(Figure record listings)
___
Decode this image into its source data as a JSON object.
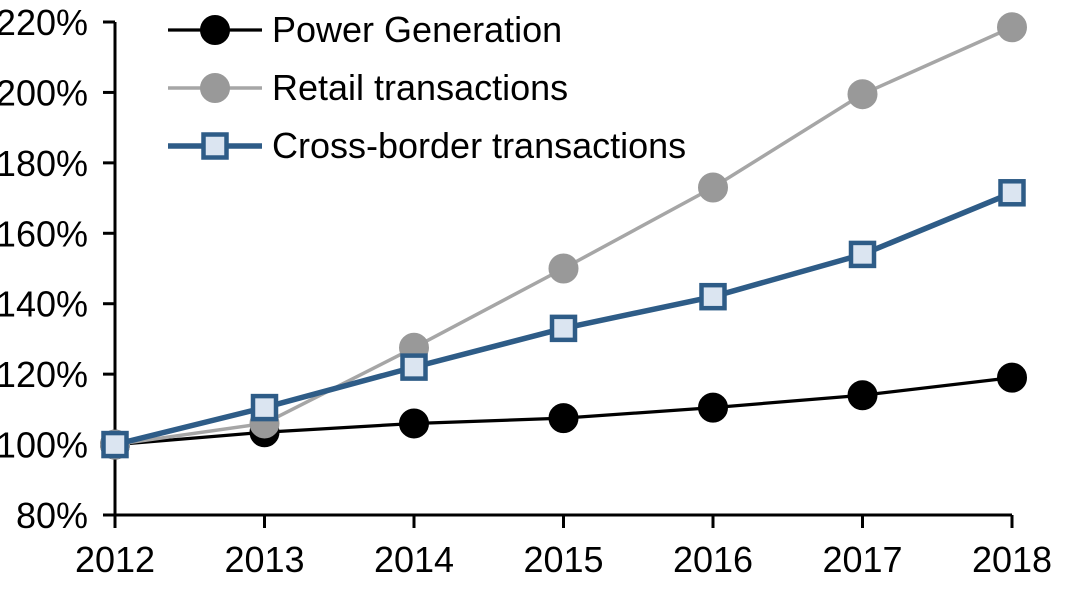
{
  "chart_data": {
    "type": "line",
    "title": "",
    "xlabel": "",
    "ylabel": "",
    "x": [
      2012,
      2013,
      2014,
      2015,
      2016,
      2017,
      2018
    ],
    "xtick_labels": [
      "2012",
      "2013",
      "2014",
      "2015",
      "2016",
      "2017",
      "2018"
    ],
    "ylim": [
      80,
      220
    ],
    "ytick_step": 20,
    "ytick_labels": [
      "80%",
      "100%",
      "120%",
      "140%",
      "160%",
      "180%",
      "200%",
      "220%"
    ],
    "grid": false,
    "legend_position": "top-left",
    "axis_color": "#000000",
    "background_color": "#ffffff",
    "series": [
      {
        "name": "Power Generation",
        "values": [
          100,
          103.5,
          106,
          107.5,
          110.5,
          114,
          119
        ],
        "line_color": "#000000",
        "line_width": 3.25,
        "marker": "circle",
        "marker_fill": "#000000",
        "marker_border": "#000000"
      },
      {
        "name": "Retail transactions",
        "values": [
          100,
          106,
          127.5,
          150,
          173,
          199.5,
          218.5
        ],
        "line_color": "#a6a6a6",
        "line_width": 3.5,
        "marker": "circle",
        "marker_fill": "#999999",
        "marker_border": "#999999"
      },
      {
        "name": "Cross-border transactions",
        "values": [
          100,
          110.5,
          122,
          133,
          142,
          154,
          171.5
        ],
        "line_color": "#2e5c87",
        "line_width": 5.5,
        "marker": "square",
        "marker_fill": "#dbe5f1",
        "marker_border": "#2e5c87"
      }
    ]
  }
}
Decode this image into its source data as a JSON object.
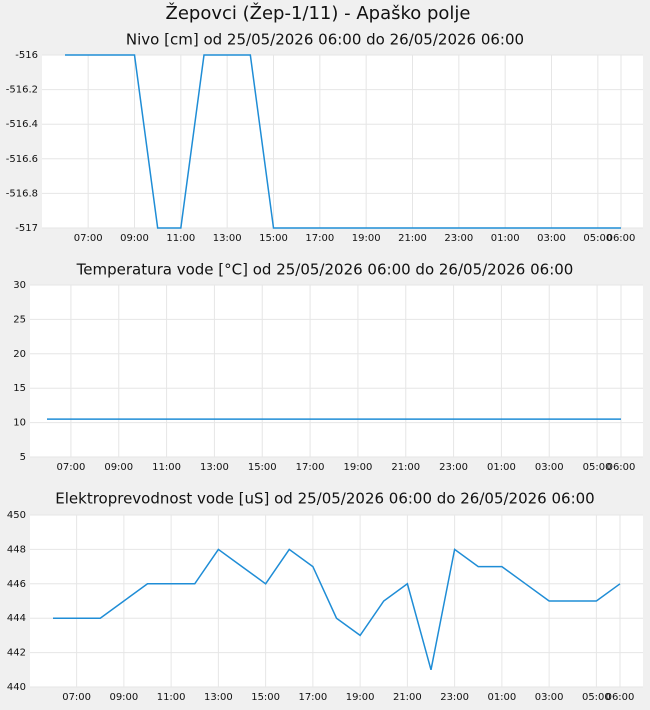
{
  "title": "Žepovci (Žep-1/11) - Apaško polje",
  "chart_data": [
    {
      "type": "line",
      "title": "Nivo [cm] od 25/05/2026 06:00 do 26/05/2026 06:00",
      "categories": [
        null,
        "07:00",
        null,
        "09:00",
        null,
        "11:00",
        null,
        "13:00",
        null,
        "15:00",
        null,
        "17:00",
        null,
        "19:00",
        null,
        "21:00",
        null,
        "23:00",
        null,
        "01:00",
        null,
        "03:00",
        null,
        "05:00",
        "06:00"
      ],
      "values": [
        -516,
        -516,
        -516,
        -516,
        -517,
        -517,
        -516,
        -516,
        -516,
        -517,
        -517,
        -517,
        -517,
        -517,
        -517,
        -517,
        -517,
        -517,
        -517,
        -517,
        -517,
        -517,
        -517,
        -517,
        -517
      ],
      "color": "#1f8dd6",
      "ylim": [
        -517,
        -516
      ],
      "yticks": [
        -517,
        -516.8,
        -516.6,
        -516.4,
        -516.2,
        -516
      ],
      "grid": true
    },
    {
      "type": "line",
      "title": "Temperatura vode [°C] od 25/05/2026 06:00 do 26/05/2026 06:00",
      "categories": [
        null,
        "07:00",
        null,
        "09:00",
        null,
        "11:00",
        null,
        "13:00",
        null,
        "15:00",
        null,
        "17:00",
        null,
        "19:00",
        null,
        "21:00",
        null,
        "23:00",
        null,
        "01:00",
        null,
        "03:00",
        null,
        "05:00",
        "06:00"
      ],
      "values": [
        10.5,
        10.5,
        10.5,
        10.5,
        10.5,
        10.5,
        10.5,
        10.5,
        10.5,
        10.5,
        10.5,
        10.5,
        10.5,
        10.5,
        10.5,
        10.5,
        10.5,
        10.5,
        10.5,
        10.5,
        10.5,
        10.5,
        10.5,
        10.5,
        10.5
      ],
      "color": "#1f8dd6",
      "ylim": [
        5,
        30
      ],
      "yticks": [
        5,
        10,
        15,
        20,
        25,
        30
      ],
      "grid": true
    },
    {
      "type": "line",
      "title": "Elektroprevodnost vode [uS] od 25/05/2026 06:00 do 26/05/2026 06:00",
      "categories": [
        null,
        "07:00",
        null,
        "09:00",
        null,
        "11:00",
        null,
        "13:00",
        null,
        "15:00",
        null,
        "17:00",
        null,
        "19:00",
        null,
        "21:00",
        null,
        "23:00",
        null,
        "01:00",
        null,
        "03:00",
        null,
        "05:00",
        "06:00"
      ],
      "values": [
        444,
        444,
        444,
        445,
        446,
        446,
        446,
        448,
        447,
        446,
        448,
        447,
        444,
        443,
        445,
        446,
        441,
        448,
        447,
        447,
        446,
        445,
        445,
        445,
        446
      ],
      "color": "#1f8dd6",
      "ylim": [
        440,
        450
      ],
      "yticks": [
        440,
        442,
        444,
        446,
        448,
        450
      ],
      "grid": true
    }
  ]
}
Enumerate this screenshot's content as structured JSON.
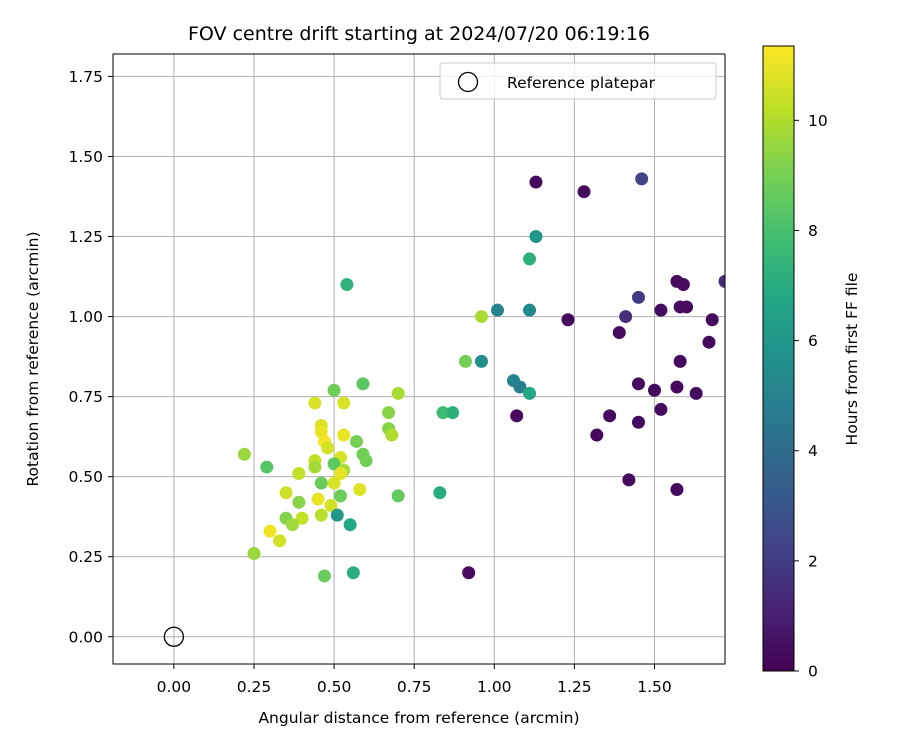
{
  "chart_data": {
    "type": "scatter",
    "title": "FOV centre drift starting at 2024/07/20 06:19:16",
    "xlabel": "Angular distance from reference (arcmin)",
    "ylabel": "Rotation from reference (arcmin)",
    "xlim": [
      -0.19,
      1.72
    ],
    "ylim": [
      -0.085,
      1.82
    ],
    "xticks": [
      "0.00",
      "0.25",
      "0.50",
      "0.75",
      "1.00",
      "1.25",
      "1.50"
    ],
    "yticks": [
      "0.00",
      "0.25",
      "0.50",
      "0.75",
      "1.00",
      "1.25",
      "1.50",
      "1.75"
    ],
    "grid": true,
    "colormap": "viridis",
    "colorbar": {
      "label": "Hours from first FF file",
      "min": 0,
      "max": 11.35,
      "ticks": [
        "0",
        "2",
        "4",
        "6",
        "8",
        "10"
      ]
    },
    "legend": {
      "position": "top-right",
      "entries": [
        "Reference platepar"
      ]
    },
    "reference_point": {
      "x": 0.0,
      "y": 0.0
    },
    "points": [
      {
        "x": 1.13,
        "y": 1.42,
        "h": 0.3
      },
      {
        "x": 1.28,
        "y": 1.39,
        "h": 0.3
      },
      {
        "x": 1.46,
        "y": 1.43,
        "h": 2.3
      },
      {
        "x": 1.57,
        "y": 1.11,
        "h": 0.3
      },
      {
        "x": 1.59,
        "y": 1.1,
        "h": 0.3
      },
      {
        "x": 1.45,
        "y": 1.06,
        "h": 2.0
      },
      {
        "x": 1.58,
        "y": 1.03,
        "h": 0.3
      },
      {
        "x": 1.6,
        "y": 1.03,
        "h": 0.3
      },
      {
        "x": 1.52,
        "y": 1.02,
        "h": 0.3
      },
      {
        "x": 1.72,
        "y": 1.11,
        "h": 1.5
      },
      {
        "x": 1.41,
        "y": 1.0,
        "h": 1.6
      },
      {
        "x": 1.23,
        "y": 0.99,
        "h": 0.3
      },
      {
        "x": 1.68,
        "y": 0.99,
        "h": 0.3
      },
      {
        "x": 1.39,
        "y": 0.95,
        "h": 0.3
      },
      {
        "x": 1.67,
        "y": 0.92,
        "h": 0.3
      },
      {
        "x": 1.58,
        "y": 0.86,
        "h": 0.3
      },
      {
        "x": 1.45,
        "y": 0.79,
        "h": 0.3
      },
      {
        "x": 1.5,
        "y": 0.77,
        "h": 0.3
      },
      {
        "x": 1.57,
        "y": 0.78,
        "h": 0.3
      },
      {
        "x": 1.63,
        "y": 0.76,
        "h": 0.3
      },
      {
        "x": 1.52,
        "y": 0.71,
        "h": 0.3
      },
      {
        "x": 1.36,
        "y": 0.69,
        "h": 0.3
      },
      {
        "x": 1.45,
        "y": 0.67,
        "h": 0.3
      },
      {
        "x": 1.32,
        "y": 0.63,
        "h": 0.3
      },
      {
        "x": 1.07,
        "y": 0.69,
        "h": 0.3
      },
      {
        "x": 1.42,
        "y": 0.49,
        "h": 0.3
      },
      {
        "x": 1.57,
        "y": 0.46,
        "h": 0.3
      },
      {
        "x": 0.92,
        "y": 0.2,
        "h": 0.3
      },
      {
        "x": 1.13,
        "y": 1.25,
        "h": 5.9
      },
      {
        "x": 1.11,
        "y": 1.18,
        "h": 7.2
      },
      {
        "x": 1.01,
        "y": 1.02,
        "h": 5.0
      },
      {
        "x": 1.11,
        "y": 1.02,
        "h": 5.3
      },
      {
        "x": 0.96,
        "y": 0.86,
        "h": 5.6
      },
      {
        "x": 1.06,
        "y": 0.8,
        "h": 5.0
      },
      {
        "x": 1.08,
        "y": 0.78,
        "h": 4.8
      },
      {
        "x": 1.11,
        "y": 0.76,
        "h": 6.8
      },
      {
        "x": 0.54,
        "y": 1.1,
        "h": 7.3
      },
      {
        "x": 0.96,
        "y": 1.0,
        "h": 9.9
      },
      {
        "x": 0.91,
        "y": 0.86,
        "h": 8.9
      },
      {
        "x": 0.84,
        "y": 0.7,
        "h": 7.7
      },
      {
        "x": 0.87,
        "y": 0.7,
        "h": 7.2
      },
      {
        "x": 0.83,
        "y": 0.45,
        "h": 7.0
      },
      {
        "x": 0.59,
        "y": 0.79,
        "h": 8.4
      },
      {
        "x": 0.5,
        "y": 0.77,
        "h": 8.8
      },
      {
        "x": 0.7,
        "y": 0.76,
        "h": 9.9
      },
      {
        "x": 0.44,
        "y": 0.73,
        "h": 10.7
      },
      {
        "x": 0.53,
        "y": 0.73,
        "h": 10.7
      },
      {
        "x": 0.67,
        "y": 0.7,
        "h": 9.3
      },
      {
        "x": 0.46,
        "y": 0.66,
        "h": 10.8
      },
      {
        "x": 0.46,
        "y": 0.64,
        "h": 11.0
      },
      {
        "x": 0.53,
        "y": 0.63,
        "h": 11.0
      },
      {
        "x": 0.67,
        "y": 0.65,
        "h": 9.3
      },
      {
        "x": 0.68,
        "y": 0.63,
        "h": 10.0
      },
      {
        "x": 0.47,
        "y": 0.61,
        "h": 11.2
      },
      {
        "x": 0.48,
        "y": 0.59,
        "h": 10.6
      },
      {
        "x": 0.57,
        "y": 0.61,
        "h": 9.0
      },
      {
        "x": 0.59,
        "y": 0.57,
        "h": 8.9
      },
      {
        "x": 0.52,
        "y": 0.56,
        "h": 10.7
      },
      {
        "x": 0.6,
        "y": 0.55,
        "h": 8.9
      },
      {
        "x": 0.22,
        "y": 0.57,
        "h": 9.6
      },
      {
        "x": 0.29,
        "y": 0.53,
        "h": 8.3
      },
      {
        "x": 0.5,
        "y": 0.54,
        "h": 8.5
      },
      {
        "x": 0.44,
        "y": 0.55,
        "h": 10.3
      },
      {
        "x": 0.44,
        "y": 0.53,
        "h": 9.8
      },
      {
        "x": 0.53,
        "y": 0.52,
        "h": 9.8
      },
      {
        "x": 0.52,
        "y": 0.51,
        "h": 10.9
      },
      {
        "x": 0.39,
        "y": 0.51,
        "h": 10.3
      },
      {
        "x": 0.46,
        "y": 0.48,
        "h": 8.7
      },
      {
        "x": 0.5,
        "y": 0.48,
        "h": 10.7
      },
      {
        "x": 0.58,
        "y": 0.46,
        "h": 10.8
      },
      {
        "x": 0.35,
        "y": 0.45,
        "h": 10.5
      },
      {
        "x": 0.45,
        "y": 0.43,
        "h": 11.0
      },
      {
        "x": 0.52,
        "y": 0.44,
        "h": 8.8
      },
      {
        "x": 0.7,
        "y": 0.44,
        "h": 8.6
      },
      {
        "x": 0.39,
        "y": 0.42,
        "h": 9.3
      },
      {
        "x": 0.49,
        "y": 0.41,
        "h": 10.6
      },
      {
        "x": 0.46,
        "y": 0.38,
        "h": 10.1
      },
      {
        "x": 0.35,
        "y": 0.37,
        "h": 9.2
      },
      {
        "x": 0.4,
        "y": 0.37,
        "h": 10.3
      },
      {
        "x": 0.37,
        "y": 0.35,
        "h": 9.7
      },
      {
        "x": 0.51,
        "y": 0.38,
        "h": 6.0
      },
      {
        "x": 0.55,
        "y": 0.35,
        "h": 6.8
      },
      {
        "x": 0.3,
        "y": 0.33,
        "h": 11.1
      },
      {
        "x": 0.33,
        "y": 0.3,
        "h": 10.6
      },
      {
        "x": 0.25,
        "y": 0.26,
        "h": 9.6
      },
      {
        "x": 0.47,
        "y": 0.19,
        "h": 8.7
      },
      {
        "x": 0.56,
        "y": 0.2,
        "h": 7.1
      }
    ]
  }
}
___
# YOUR GOAL
Copy out every line of the listing that includes the string "transactions".

# RESULT FOR THIS EXERCISE
        "name": "Retail transactions",
        "name": "Cross-border transactions",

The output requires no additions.